=== The input ===
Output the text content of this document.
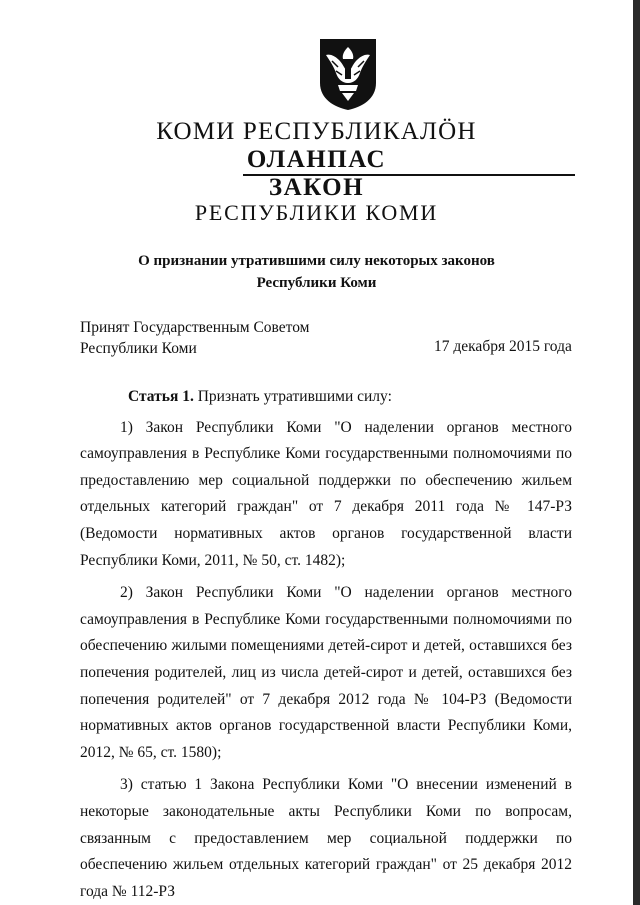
КОМИ РЕСПУБЛИКАЛӦН
ОЛАНПАС
ЗАКОН
РЕСПУБЛИКИ КОМИ
О признании утратившими силу некоторых законов
Республики Коми
Принят Государственным Советом
Республики Коми	17 декабря 2015 года

Статья 1. Признать утратившими силу:

1) Закон Республики Коми "О наделении органов местного самоуправления в Республике Коми государственными полномочиями по предоставлению мер социальной поддержки по обеспечению жильем отдельных категорий граждан" от 7 декабря 2011 года № 147-РЗ (Ведомости нормативных актов органов государственной власти Республики Коми, 2011, № 50, ст. 1482);

2) Закон Республики Коми "О наделении органов местного самоуправления в Республике Коми государственными полномочиями по обеспечению жилыми помещениями детей-сирот и детей, оставшихся без попечения родителей, лиц из числа детей-сирот и детей, оставшихся без попечения родителей" от 7 декабря 2012 года № 104-РЗ (Ведомости нормативных актов органов государственной власти Республики Коми, 2012, № 65, ст. 1580);

3) статью 1 Закона Республики Коми "О внесении изменений в некоторые законодательные акты Республики Коми по вопросам, связанным с предоставлением мер социальной поддержки по обеспечению жильем отдельных категорий граждан" от 25 декабря 2012 года № 112-РЗ
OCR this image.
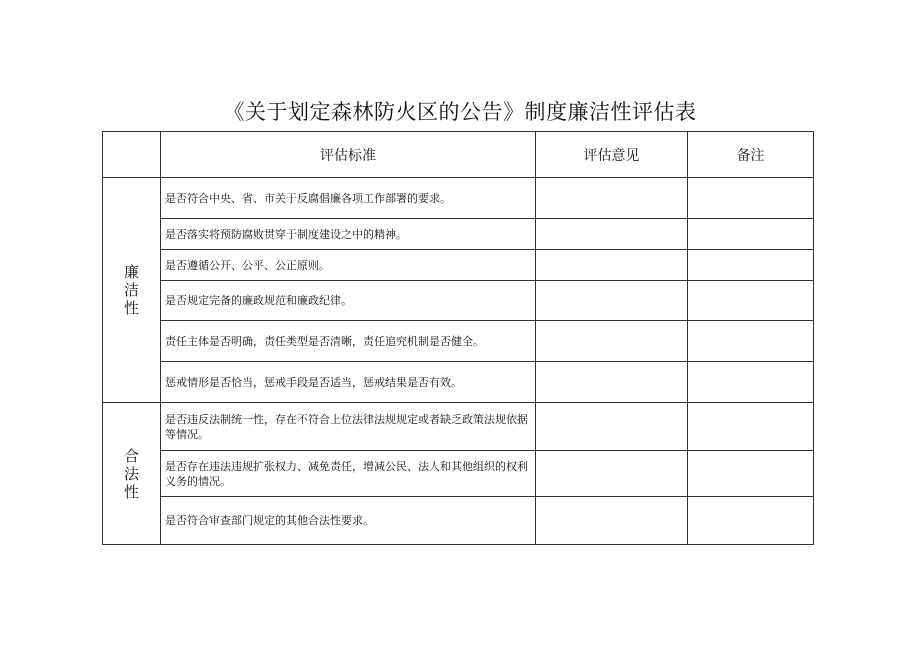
《关于划定森林防火区的公告》制度廉洁性评估表
	评估标准	评估意见	备注
廉洁性	是否符合中央、省、市关于反腐倡廉各项工作部署的要求。		
	是否落实将预防腐败贯穿于制度建设之中的精神。		
	是否遵循公开、公平、公正原则。		
	是否规定完备的廉政规范和廉政纪律。		
	责任主体是否明确，责任类型是否清晰，责任追究机制是否健全。		
	惩戒情形是否恰当，惩戒手段是否适当，惩戒结果是否有效。		
合法性	是否违反法制统一性，存在不符合上位法律法规规定或者缺乏政策法规依据等情况。		
	是否存在违法违规扩张权力、减免责任，增减公民、法人和其他组织的权利义务的情况。		
	是否符合审查部门规定的其他合法性要求。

=== The problem ===
Reproduce all the records verbatim, excluding images.

=== Result ===
Output the text content of this document.
КОМИ РЕСПУБЛИКАЛӦН
ОЛАНПАС
ЗАКОН
РЕСПУБЛИКИ КОМИ
О признании утратившими силу некоторых законов
Республики Коми
Принят Государственным Советом
Республики Коми	17 декабря 2015 года

Статья 1. Признать утратившими силу:

1) Закон Республики Коми "О наделении органов местного самоуправления в Республике Коми государственными полномочиями по предоставлению мер социальной поддержки по обеспечению жильем отдельных категорий граждан" от 7 декабря 2011 года № 147-РЗ (Ведомости нормативных актов органов государственной власти Республики Коми, 2011, № 50, ст. 1482);

2) Закон Республики Коми "О наделении органов местного самоуправления в Республике Коми государственными полномочиями по обеспечению жилыми помещениями детей-сирот и детей, оставшихся без попечения родителей, лиц из числа детей-сирот и детей, оставшихся без попечения родителей" от 7 декабря 2012 года № 104-РЗ (Ведомости нормативных актов органов государственной власти Республики Коми, 2012, № 65, ст. 1580);

3) статью 1 Закона Республики Коми "О внесении изменений в некоторые законодательные акты Республики Коми по вопросам, связанным с предоставлением мер социальной поддержки по обеспечению жильем отдельных категорий граждан" от 25 декабря 2012 года № 112-РЗ
OCR this image.
《关于划定森林防火区的公告》制度廉洁性评估表
	评估标准	评估意见	备注
廉洁性	是否符合中央、省、市关于反腐倡廉各项工作部署的要求。		
	是否落实将预防腐败贯穿于制度建设之中的精神。		
	是否遵循公开、公平、公正原则。		
	是否规定完备的廉政规范和廉政纪律。		
	责任主体是否明确，责任类型是否清晰，责任追究机制是否健全。		
	惩戒情形是否恰当，惩戒手段是否适当，惩戒结果是否有效。		
合法性	是否违反法制统一性，存在不符合上位法律法规规定或者缺乏政策法规依据等情况。		
	是否存在违法违规扩张权力、减免责任，增减公民、法人和其他组织的权利义务的情况。		
	是否符合审查部门规定的其他合法性要求。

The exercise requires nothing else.